PROBLEM TO WORK ON -
Write every line of the material out exactly as shown.

RECORDS FOR PROCESSING -

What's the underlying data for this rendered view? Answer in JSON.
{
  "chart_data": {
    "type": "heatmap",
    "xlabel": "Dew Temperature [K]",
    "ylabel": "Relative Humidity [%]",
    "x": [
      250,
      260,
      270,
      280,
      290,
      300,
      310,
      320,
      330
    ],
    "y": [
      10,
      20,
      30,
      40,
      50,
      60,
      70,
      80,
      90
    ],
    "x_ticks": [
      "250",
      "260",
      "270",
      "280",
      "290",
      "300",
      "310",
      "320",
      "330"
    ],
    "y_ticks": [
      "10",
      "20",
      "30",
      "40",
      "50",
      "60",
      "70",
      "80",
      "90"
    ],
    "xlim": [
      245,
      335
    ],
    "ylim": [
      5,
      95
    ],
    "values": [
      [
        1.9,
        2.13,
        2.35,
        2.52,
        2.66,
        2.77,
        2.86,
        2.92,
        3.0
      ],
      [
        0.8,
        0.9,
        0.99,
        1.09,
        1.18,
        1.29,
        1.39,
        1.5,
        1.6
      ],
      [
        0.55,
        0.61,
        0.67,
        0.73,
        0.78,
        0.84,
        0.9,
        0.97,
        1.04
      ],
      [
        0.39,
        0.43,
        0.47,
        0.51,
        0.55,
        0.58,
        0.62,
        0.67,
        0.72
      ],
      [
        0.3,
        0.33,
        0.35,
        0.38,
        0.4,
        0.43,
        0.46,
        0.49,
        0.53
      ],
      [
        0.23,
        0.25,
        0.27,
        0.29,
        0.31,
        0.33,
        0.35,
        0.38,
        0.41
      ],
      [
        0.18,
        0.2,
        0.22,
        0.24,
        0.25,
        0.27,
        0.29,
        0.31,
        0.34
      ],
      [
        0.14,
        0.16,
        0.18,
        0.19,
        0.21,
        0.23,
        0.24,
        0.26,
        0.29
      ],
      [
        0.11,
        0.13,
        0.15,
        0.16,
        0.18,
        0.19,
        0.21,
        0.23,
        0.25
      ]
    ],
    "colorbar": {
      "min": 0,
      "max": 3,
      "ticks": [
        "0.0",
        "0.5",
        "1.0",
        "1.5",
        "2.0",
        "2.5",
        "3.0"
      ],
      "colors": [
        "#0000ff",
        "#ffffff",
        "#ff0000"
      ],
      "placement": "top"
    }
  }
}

EXPECTED ANSWER -
What's the underlying data for this rendered view? Answer in JSON.
{
  "chart_data": {
    "type": "heatmap",
    "xlabel": "Dew Temperature [K]",
    "ylabel": "Relative Humidity [%]",
    "x": [
      250,
      260,
      270,
      280,
      290,
      300,
      310,
      320,
      330
    ],
    "y": [
      10,
      20,
      30,
      40,
      50,
      60,
      70,
      80,
      90
    ],
    "x_ticks": [
      "250",
      "260",
      "270",
      "280",
      "290",
      "300",
      "310",
      "320",
      "330"
    ],
    "y_ticks": [
      "10",
      "20",
      "30",
      "40",
      "50",
      "60",
      "70",
      "80",
      "90"
    ],
    "xlim": [
      245,
      335
    ],
    "ylim": [
      5,
      95
    ],
    "values": [
      [
        1.9,
        2.13,
        2.35,
        2.52,
        2.66,
        2.77,
        2.86,
        2.92,
        3.0
      ],
      [
        0.8,
        0.9,
        0.99,
        1.09,
        1.18,
        1.29,
        1.39,
        1.5,
        1.6
      ],
      [
        0.55,
        0.61,
        0.67,
        0.73,
        0.78,
        0.84,
        0.9,
        0.97,
        1.04
      ],
      [
        0.39,
        0.43,
        0.47,
        0.51,
        0.55,
        0.58,
        0.62,
        0.67,
        0.72
      ],
      [
        0.3,
        0.33,
        0.35,
        0.38,
        0.4,
        0.43,
        0.46,
        0.49,
        0.53
      ],
      [
        0.23,
        0.25,
        0.27,
        0.29,
        0.31,
        0.33,
        0.35,
        0.38,
        0.41
      ],
      [
        0.18,
        0.2,
        0.22,
        0.24,
        0.25,
        0.27,
        0.29,
        0.31,
        0.34
      ],
      [
        0.14,
        0.16,
        0.18,
        0.19,
        0.21,
        0.23,
        0.24,
        0.26,
        0.29
      ],
      [
        0.11,
        0.13,
        0.15,
        0.16,
        0.18,
        0.19,
        0.21,
        0.23,
        0.25
      ]
    ],
    "colorbar": {
      "min": 0,
      "max": 3,
      "ticks": [
        "0.0",
        "0.5",
        "1.0",
        "1.5",
        "2.0",
        "2.5",
        "3.0"
      ],
      "colors": [
        "#0000ff",
        "#ffffff",
        "#ff0000"
      ],
      "placement": "top"
    }
  }
}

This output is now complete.